> Exercise instructions: Filter the listing below, copying every line in which the word "Первой" appears.

»»

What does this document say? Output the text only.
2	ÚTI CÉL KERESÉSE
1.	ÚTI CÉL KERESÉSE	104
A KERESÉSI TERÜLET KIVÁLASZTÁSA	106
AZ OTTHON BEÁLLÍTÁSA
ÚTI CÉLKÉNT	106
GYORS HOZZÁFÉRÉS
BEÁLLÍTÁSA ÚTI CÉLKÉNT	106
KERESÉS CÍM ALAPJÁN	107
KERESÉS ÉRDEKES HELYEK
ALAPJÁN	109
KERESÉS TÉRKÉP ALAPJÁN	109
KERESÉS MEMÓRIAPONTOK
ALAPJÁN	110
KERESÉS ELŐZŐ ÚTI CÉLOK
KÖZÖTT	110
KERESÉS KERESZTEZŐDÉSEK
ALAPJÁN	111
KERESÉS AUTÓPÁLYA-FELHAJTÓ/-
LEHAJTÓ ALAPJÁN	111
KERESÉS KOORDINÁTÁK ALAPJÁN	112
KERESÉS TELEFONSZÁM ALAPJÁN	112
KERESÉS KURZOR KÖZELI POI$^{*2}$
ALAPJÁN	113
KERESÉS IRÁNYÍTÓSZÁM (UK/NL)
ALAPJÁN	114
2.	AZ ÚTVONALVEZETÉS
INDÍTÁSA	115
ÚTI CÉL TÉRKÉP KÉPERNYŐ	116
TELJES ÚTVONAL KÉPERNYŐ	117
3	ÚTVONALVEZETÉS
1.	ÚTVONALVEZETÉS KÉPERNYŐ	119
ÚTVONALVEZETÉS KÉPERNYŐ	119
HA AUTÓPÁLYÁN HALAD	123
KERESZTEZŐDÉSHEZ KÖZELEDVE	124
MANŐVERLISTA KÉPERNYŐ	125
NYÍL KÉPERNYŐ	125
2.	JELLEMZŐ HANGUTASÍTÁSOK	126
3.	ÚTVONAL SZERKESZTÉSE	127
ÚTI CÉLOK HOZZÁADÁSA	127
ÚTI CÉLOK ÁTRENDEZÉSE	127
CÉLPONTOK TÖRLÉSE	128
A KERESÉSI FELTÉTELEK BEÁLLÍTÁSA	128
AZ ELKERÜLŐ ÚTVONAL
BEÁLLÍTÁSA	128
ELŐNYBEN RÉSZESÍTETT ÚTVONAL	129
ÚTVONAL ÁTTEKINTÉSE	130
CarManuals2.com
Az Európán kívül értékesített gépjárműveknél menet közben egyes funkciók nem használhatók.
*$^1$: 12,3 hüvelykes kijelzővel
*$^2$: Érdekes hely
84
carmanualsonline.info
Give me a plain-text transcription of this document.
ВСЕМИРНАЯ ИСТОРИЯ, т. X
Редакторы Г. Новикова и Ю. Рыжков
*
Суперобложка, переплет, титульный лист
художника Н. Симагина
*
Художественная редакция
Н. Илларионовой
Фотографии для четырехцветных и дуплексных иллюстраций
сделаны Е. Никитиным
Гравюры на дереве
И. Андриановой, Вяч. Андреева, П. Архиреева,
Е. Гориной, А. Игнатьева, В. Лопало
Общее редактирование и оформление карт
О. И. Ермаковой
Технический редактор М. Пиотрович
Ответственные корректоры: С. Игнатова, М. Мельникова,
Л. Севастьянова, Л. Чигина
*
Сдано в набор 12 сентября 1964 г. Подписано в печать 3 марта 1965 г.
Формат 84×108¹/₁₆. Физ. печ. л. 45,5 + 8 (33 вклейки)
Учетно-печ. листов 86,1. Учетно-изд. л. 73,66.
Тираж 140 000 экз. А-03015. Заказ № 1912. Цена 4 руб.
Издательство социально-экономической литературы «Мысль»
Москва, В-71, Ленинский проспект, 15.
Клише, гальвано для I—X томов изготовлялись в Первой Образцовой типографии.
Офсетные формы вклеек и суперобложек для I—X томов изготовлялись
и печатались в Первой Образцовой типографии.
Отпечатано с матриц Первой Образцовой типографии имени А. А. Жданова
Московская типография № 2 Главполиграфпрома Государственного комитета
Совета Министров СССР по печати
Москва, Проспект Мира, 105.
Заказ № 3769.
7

««

> Exercise solution:
Клише, гальвано для I—X томов изготовлялись в Первой Образцовой типографии.
и печатались в Первой Образцовой типографии.
Отпечатано с матриц Первой Образцовой типографии имени А. А. Жданова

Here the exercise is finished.